* [TASK REQUIREMENTS] Reproduce each of the following lines verbatim, omitting the picture placeholders.

* [RECORD EXTRACTS]

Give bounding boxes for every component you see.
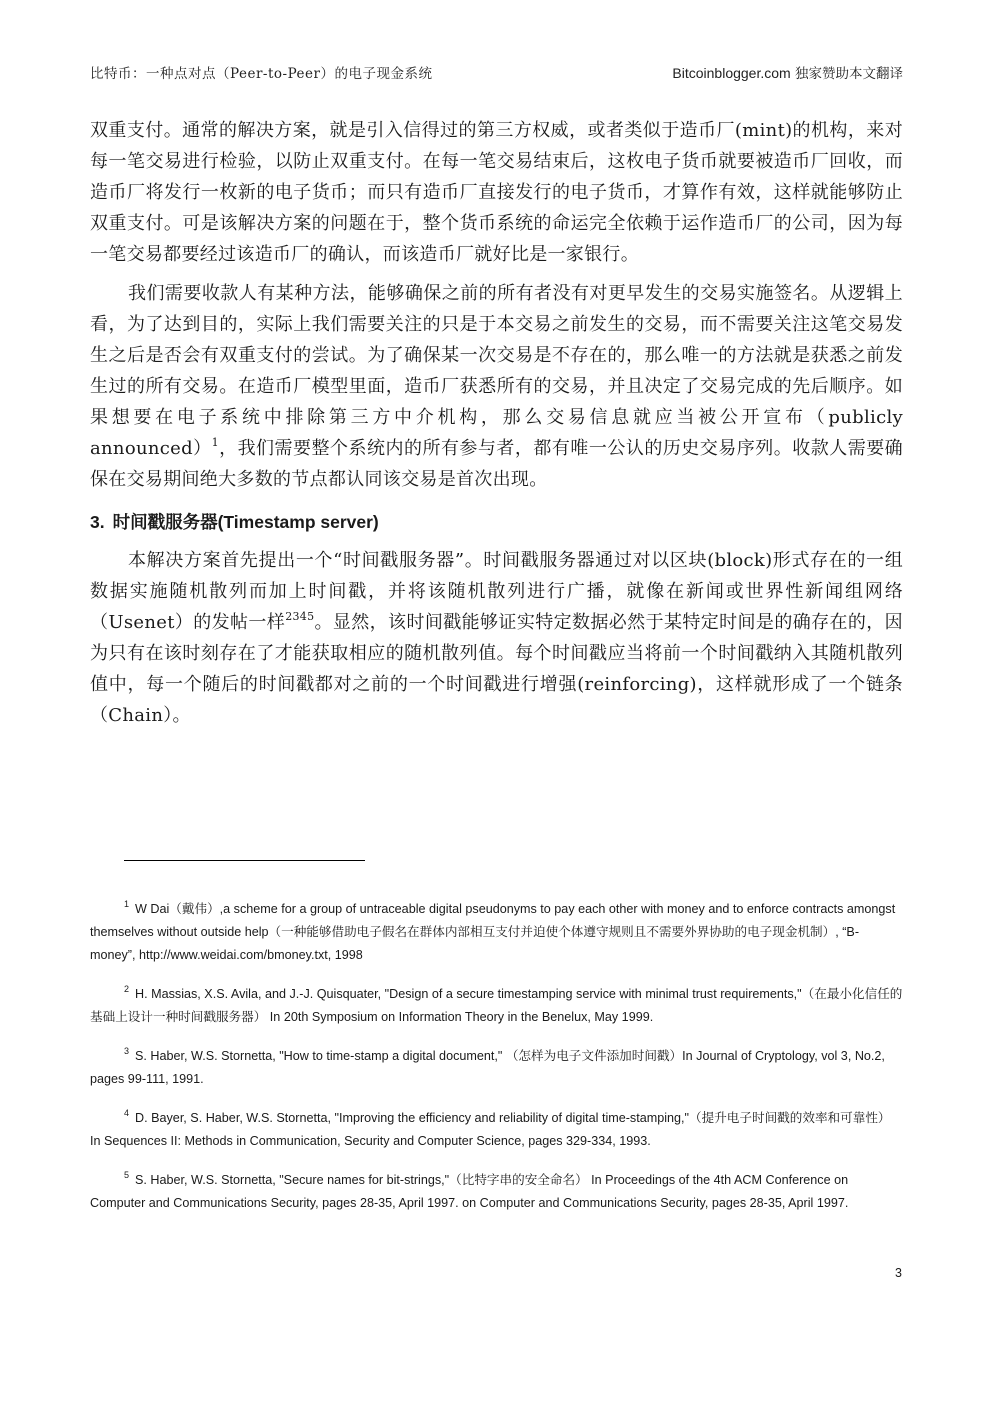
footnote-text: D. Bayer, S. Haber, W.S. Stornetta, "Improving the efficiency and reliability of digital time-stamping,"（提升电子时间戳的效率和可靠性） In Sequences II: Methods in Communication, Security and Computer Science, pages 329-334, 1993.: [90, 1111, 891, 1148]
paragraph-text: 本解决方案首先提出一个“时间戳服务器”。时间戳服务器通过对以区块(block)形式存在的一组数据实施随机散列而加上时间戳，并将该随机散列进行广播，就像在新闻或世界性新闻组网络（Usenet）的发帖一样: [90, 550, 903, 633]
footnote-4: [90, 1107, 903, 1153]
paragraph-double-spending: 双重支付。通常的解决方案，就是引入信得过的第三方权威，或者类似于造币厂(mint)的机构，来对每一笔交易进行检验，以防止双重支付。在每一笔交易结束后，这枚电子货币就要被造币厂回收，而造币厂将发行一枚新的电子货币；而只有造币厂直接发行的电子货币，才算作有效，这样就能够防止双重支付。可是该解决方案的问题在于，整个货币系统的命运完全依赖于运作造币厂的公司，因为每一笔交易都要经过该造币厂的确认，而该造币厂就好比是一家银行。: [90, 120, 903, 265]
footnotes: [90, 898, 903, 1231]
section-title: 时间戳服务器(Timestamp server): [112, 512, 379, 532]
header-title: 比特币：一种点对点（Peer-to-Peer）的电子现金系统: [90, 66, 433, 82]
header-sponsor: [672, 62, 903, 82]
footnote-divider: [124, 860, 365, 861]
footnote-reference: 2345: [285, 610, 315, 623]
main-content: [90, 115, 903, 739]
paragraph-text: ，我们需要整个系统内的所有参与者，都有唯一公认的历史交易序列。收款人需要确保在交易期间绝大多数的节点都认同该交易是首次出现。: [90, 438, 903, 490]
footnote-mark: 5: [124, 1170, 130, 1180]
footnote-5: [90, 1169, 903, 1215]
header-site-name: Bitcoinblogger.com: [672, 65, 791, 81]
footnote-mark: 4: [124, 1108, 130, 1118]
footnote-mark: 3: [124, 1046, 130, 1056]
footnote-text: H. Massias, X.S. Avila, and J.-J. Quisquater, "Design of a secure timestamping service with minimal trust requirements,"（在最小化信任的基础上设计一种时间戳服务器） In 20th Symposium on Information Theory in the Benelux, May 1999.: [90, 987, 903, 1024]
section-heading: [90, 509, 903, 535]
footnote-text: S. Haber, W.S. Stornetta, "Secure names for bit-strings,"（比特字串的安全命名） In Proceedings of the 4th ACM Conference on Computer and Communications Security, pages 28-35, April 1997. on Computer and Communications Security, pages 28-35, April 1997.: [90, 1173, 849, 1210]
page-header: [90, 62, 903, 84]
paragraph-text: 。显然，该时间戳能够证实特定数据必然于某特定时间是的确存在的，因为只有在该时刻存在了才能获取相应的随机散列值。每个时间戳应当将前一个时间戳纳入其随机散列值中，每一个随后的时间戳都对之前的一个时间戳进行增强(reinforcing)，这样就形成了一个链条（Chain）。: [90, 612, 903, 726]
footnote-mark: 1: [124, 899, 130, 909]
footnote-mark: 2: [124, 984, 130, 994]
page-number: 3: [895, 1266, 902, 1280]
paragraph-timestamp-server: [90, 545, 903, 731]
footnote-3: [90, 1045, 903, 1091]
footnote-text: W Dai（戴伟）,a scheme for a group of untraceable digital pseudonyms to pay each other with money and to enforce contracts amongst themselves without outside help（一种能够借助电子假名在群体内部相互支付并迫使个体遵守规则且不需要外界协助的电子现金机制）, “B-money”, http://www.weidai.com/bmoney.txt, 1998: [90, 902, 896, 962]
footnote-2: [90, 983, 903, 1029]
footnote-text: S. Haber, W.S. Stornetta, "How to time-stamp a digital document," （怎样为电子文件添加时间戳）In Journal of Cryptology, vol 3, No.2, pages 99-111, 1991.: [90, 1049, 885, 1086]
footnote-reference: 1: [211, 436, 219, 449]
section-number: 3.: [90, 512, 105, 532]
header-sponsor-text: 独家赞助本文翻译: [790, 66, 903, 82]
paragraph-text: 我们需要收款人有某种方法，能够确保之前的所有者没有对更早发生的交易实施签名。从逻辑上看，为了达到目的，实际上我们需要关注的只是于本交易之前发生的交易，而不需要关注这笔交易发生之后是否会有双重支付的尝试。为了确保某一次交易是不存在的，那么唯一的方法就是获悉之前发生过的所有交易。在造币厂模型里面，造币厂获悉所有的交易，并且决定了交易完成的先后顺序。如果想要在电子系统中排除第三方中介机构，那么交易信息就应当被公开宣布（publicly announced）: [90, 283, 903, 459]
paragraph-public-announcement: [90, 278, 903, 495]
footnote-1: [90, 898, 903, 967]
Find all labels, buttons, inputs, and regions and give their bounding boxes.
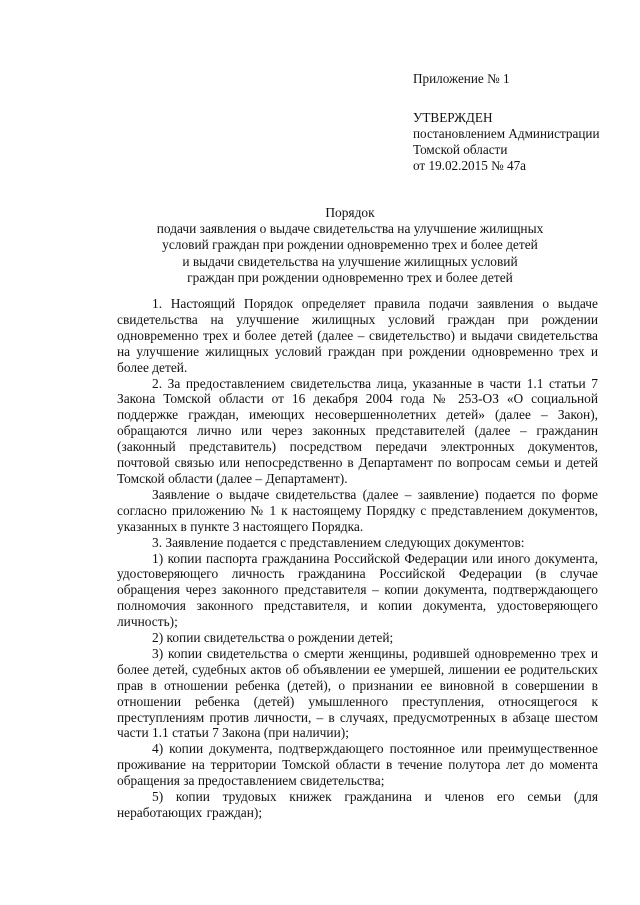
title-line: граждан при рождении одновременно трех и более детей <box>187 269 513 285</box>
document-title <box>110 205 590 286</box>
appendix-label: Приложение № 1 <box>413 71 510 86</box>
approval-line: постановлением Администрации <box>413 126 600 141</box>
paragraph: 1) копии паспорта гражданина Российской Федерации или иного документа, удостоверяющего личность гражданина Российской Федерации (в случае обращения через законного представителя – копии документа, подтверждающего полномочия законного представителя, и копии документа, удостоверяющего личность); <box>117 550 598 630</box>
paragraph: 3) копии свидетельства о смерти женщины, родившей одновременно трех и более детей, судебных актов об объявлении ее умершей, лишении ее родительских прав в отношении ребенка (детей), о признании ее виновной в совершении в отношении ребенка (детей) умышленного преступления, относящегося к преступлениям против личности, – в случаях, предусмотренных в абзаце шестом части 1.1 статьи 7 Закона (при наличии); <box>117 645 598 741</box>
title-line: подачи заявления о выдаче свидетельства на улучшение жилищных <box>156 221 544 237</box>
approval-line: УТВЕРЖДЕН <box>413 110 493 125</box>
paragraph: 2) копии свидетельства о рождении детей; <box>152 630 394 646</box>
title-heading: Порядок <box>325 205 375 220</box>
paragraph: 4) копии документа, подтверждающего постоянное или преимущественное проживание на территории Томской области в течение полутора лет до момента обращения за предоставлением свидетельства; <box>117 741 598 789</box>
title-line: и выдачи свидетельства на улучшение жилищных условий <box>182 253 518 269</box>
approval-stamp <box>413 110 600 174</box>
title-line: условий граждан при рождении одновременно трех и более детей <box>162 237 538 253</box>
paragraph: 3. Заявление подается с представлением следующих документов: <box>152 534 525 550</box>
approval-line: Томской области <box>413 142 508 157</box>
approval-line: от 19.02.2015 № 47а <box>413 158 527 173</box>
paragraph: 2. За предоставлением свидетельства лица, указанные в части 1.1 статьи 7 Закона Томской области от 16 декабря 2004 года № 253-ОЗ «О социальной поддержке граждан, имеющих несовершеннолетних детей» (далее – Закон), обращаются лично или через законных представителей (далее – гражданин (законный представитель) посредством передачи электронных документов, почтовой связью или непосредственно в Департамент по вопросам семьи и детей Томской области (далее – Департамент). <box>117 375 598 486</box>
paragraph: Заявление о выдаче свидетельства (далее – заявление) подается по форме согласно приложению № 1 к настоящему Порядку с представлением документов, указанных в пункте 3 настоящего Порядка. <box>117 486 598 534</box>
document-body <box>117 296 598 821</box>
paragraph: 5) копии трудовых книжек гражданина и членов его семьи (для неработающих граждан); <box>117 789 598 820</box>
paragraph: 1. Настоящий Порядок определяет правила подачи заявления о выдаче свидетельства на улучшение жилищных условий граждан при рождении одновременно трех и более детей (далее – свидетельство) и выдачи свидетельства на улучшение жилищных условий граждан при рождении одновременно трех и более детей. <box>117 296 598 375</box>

* [OUTPUT FOR THIS EXERCISE]
Give bounding boxes for every component you see.
footnote-text: D. Bayer, S. Haber, W.S. Stornetta, "Improving the efficiency and reliability of digital time-stamping,"（提升电子时间戳的效率和可靠性） In Sequences II: Methods in Communication, Security and Computer Science, pages 329-334, 1993.: [90, 1111, 891, 1148]
paragraph-text: 本解决方案首先提出一个“时间戳服务器”。时间戳服务器通过对以区块(block)形式存在的一组数据实施随机散列而加上时间戳，并将该随机散列进行广播，就像在新闻或世界性新闻组网络（Usenet）的发帖一样: [90, 550, 903, 633]
footnote-4: [90, 1107, 903, 1153]
paragraph-double-spending: 双重支付。通常的解决方案，就是引入信得过的第三方权威，或者类似于造币厂(mint)的机构，来对每一笔交易进行检验，以防止双重支付。在每一笔交易结束后，这枚电子货币就要被造币厂回收，而造币厂将发行一枚新的电子货币；而只有造币厂直接发行的电子货币，才算作有效，这样就能够防止双重支付。可是该解决方案的问题在于，整个货币系统的命运完全依赖于运作造币厂的公司，因为每一笔交易都要经过该造币厂的确认，而该造币厂就好比是一家银行。: [90, 120, 903, 265]
footnotes: [90, 898, 903, 1231]
section-title: 时间戳服务器(Timestamp server): [112, 512, 379, 532]
header-title: 比特币：一种点对点（Peer-to-Peer）的电子现金系统: [90, 66, 433, 82]
header-sponsor: [672, 62, 903, 82]
footnote-divider: [124, 860, 365, 861]
footnote-reference: 2345: [285, 610, 315, 623]
main-content: [90, 115, 903, 739]
paragraph-text: ，我们需要整个系统内的所有参与者，都有唯一公认的历史交易序列。收款人需要确保在交易期间绝大多数的节点都认同该交易是首次出现。: [90, 438, 903, 490]
footnote-mark: 5: [124, 1170, 130, 1180]
footnote-5: [90, 1169, 903, 1215]
header-site-name: Bitcoinblogger.com: [672, 65, 791, 81]
footnote-mark: 4: [124, 1108, 130, 1118]
footnote-mark: 3: [124, 1046, 130, 1056]
footnote-text: H. Massias, X.S. Avila, and J.-J. Quisquater, "Design of a secure timestamping service with minimal trust requirements,"（在最小化信任的基础上设计一种时间戳服务器） In 20th Symposium on Information Theory in the Benelux, May 1999.: [90, 987, 903, 1024]
section-heading: [90, 509, 903, 535]
footnote-text: S. Haber, W.S. Stornetta, "Secure names for bit-strings,"（比特字串的安全命名） In Proceedings of the 4th ACM Conference on Computer and Communications Security, pages 28-35, April 1997. on Computer and Communications Security, pages 28-35, April 1997.: [90, 1173, 849, 1210]
page-header: [90, 62, 903, 84]
paragraph-text: 。显然，该时间戳能够证实特定数据必然于某特定时间是的确存在的，因为只有在该时刻存在了才能获取相应的随机散列值。每个时间戳应当将前一个时间戳纳入其随机散列值中，每一个随后的时间戳都对之前的一个时间戳进行增强(reinforcing)，这样就形成了一个链条（Chain）。: [90, 612, 903, 726]
footnote-mark: 1: [124, 899, 130, 909]
footnote-mark: 2: [124, 984, 130, 994]
page-number: 3: [895, 1266, 902, 1280]
paragraph-timestamp-server: [90, 545, 903, 731]
footnote-3: [90, 1045, 903, 1091]
footnote-text: W Dai（戴伟）,a scheme for a group of untraceable digital pseudonyms to pay each other with money and to enforce contracts amongst themselves without outside help（一种能够借助电子假名在群体内部相互支付并迫使个体遵守规则且不需要外界协助的电子现金机制）, “B-money”, http://www.weidai.com/bmoney.txt, 1998: [90, 902, 896, 962]
footnote-2: [90, 983, 903, 1029]
footnote-text: S. Haber, W.S. Stornetta, "How to time-stamp a digital document," （怎样为电子文件添加时间戳）In Journal of Cryptology, vol 3, No.2, pages 99-111, 1991.: [90, 1049, 885, 1086]
footnote-reference: 1: [211, 436, 219, 449]
section-number: 3.: [90, 512, 105, 532]
header-sponsor-text: 独家赞助本文翻译: [790, 66, 903, 82]
paragraph-text: 我们需要收款人有某种方法，能够确保之前的所有者没有对更早发生的交易实施签名。从逻辑上看，为了达到目的，实际上我们需要关注的只是于本交易之前发生的交易，而不需要关注这笔交易发生之后是否会有双重支付的尝试。为了确保某一次交易是不存在的，那么唯一的方法就是获悉之前发生过的所有交易。在造币厂模型里面，造币厂获悉所有的交易，并且决定了交易完成的先后顺序。如果想要在电子系统中排除第三方中介机构，那么交易信息就应当被公开宣布（publicly announced）: [90, 283, 903, 459]
paragraph-public-announcement: [90, 278, 903, 495]
footnote-1: [90, 898, 903, 967]
Find all labels, buttons, inputs, and regions and give their bounding boxes.
title-line: граждан при рождении одновременно трех и более детей <box>187 269 513 285</box>
document-title <box>110 205 590 286</box>
appendix-label: Приложение № 1 <box>413 71 510 86</box>
approval-line: постановлением Администрации <box>413 126 600 141</box>
paragraph: 1) копии паспорта гражданина Российской Федерации или иного документа, удостоверяющего личность гражданина Российской Федерации (в случае обращения через законного представителя – копии документа, подтверждающего полномочия законного представителя, и копии документа, удостоверяющего личность); <box>117 550 598 630</box>
paragraph: 3) копии свидетельства о смерти женщины, родившей одновременно трех и более детей, судебных актов об объявлении ее умершей, лишении ее родительских прав в отношении ребенка (детей), о признании ее виновной в совершении в отношении ребенка (детей) умышленного преступления, относящегося к преступлениям против личности, – в случаях, предусмотренных в абзаце шестом части 1.1 статьи 7 Закона (при наличии); <box>117 645 598 741</box>
title-line: подачи заявления о выдаче свидетельства на улучшение жилищных <box>156 221 544 237</box>
approval-line: УТВЕРЖДЕН <box>413 110 493 125</box>
paragraph: 2) копии свидетельства о рождении детей; <box>152 630 394 646</box>
title-heading: Порядок <box>325 205 375 220</box>
paragraph: 4) копии документа, подтверждающего постоянное или преимущественное проживание на территории Томской области в течение полутора лет до момента обращения за предоставлением свидетельства; <box>117 741 598 789</box>
title-line: и выдачи свидетельства на улучшение жилищных условий <box>182 253 518 269</box>
approval-stamp <box>413 110 600 174</box>
title-line: условий граждан при рождении одновременно трех и более детей <box>162 237 538 253</box>
paragraph: 3. Заявление подается с представлением следующих документов: <box>152 534 525 550</box>
approval-line: Томской области <box>413 142 508 157</box>
approval-line: от 19.02.2015 № 47а <box>413 158 527 173</box>
paragraph: 2. За предоставлением свидетельства лица, указанные в части 1.1 статьи 7 Закона Томской области от 16 декабря 2004 года № 253-ОЗ «О социальной поддержке граждан, имеющих несовершеннолетних детей» (далее – Закон), обращаются лично или через законных представителей (далее – гражданин (законный представитель) посредством передачи электронных документов, почтовой связью или непосредственно в Департамент по вопросам семьи и детей Томской области (далее – Департамент). <box>117 375 598 486</box>
paragraph: Заявление о выдаче свидетельства (далее – заявление) подается по форме согласно приложению № 1 к настоящему Порядку с представлением документов, указанных в пункте 3 настоящего Порядка. <box>117 486 598 534</box>
document-body <box>117 296 598 821</box>
paragraph: 5) копии трудовых книжек гражданина и членов его семьи (для неработающих граждан); <box>117 789 598 820</box>
paragraph: 1. Настоящий Порядок определяет правила подачи заявления о выдаче свидетельства на улучшение жилищных условий граждан при рождении одновременно трех и более детей (далее – свидетельство) и выдачи свидетельства на улучшение жилищных условий граждан при рождении одновременно трех и более детей. <box>117 296 598 375</box>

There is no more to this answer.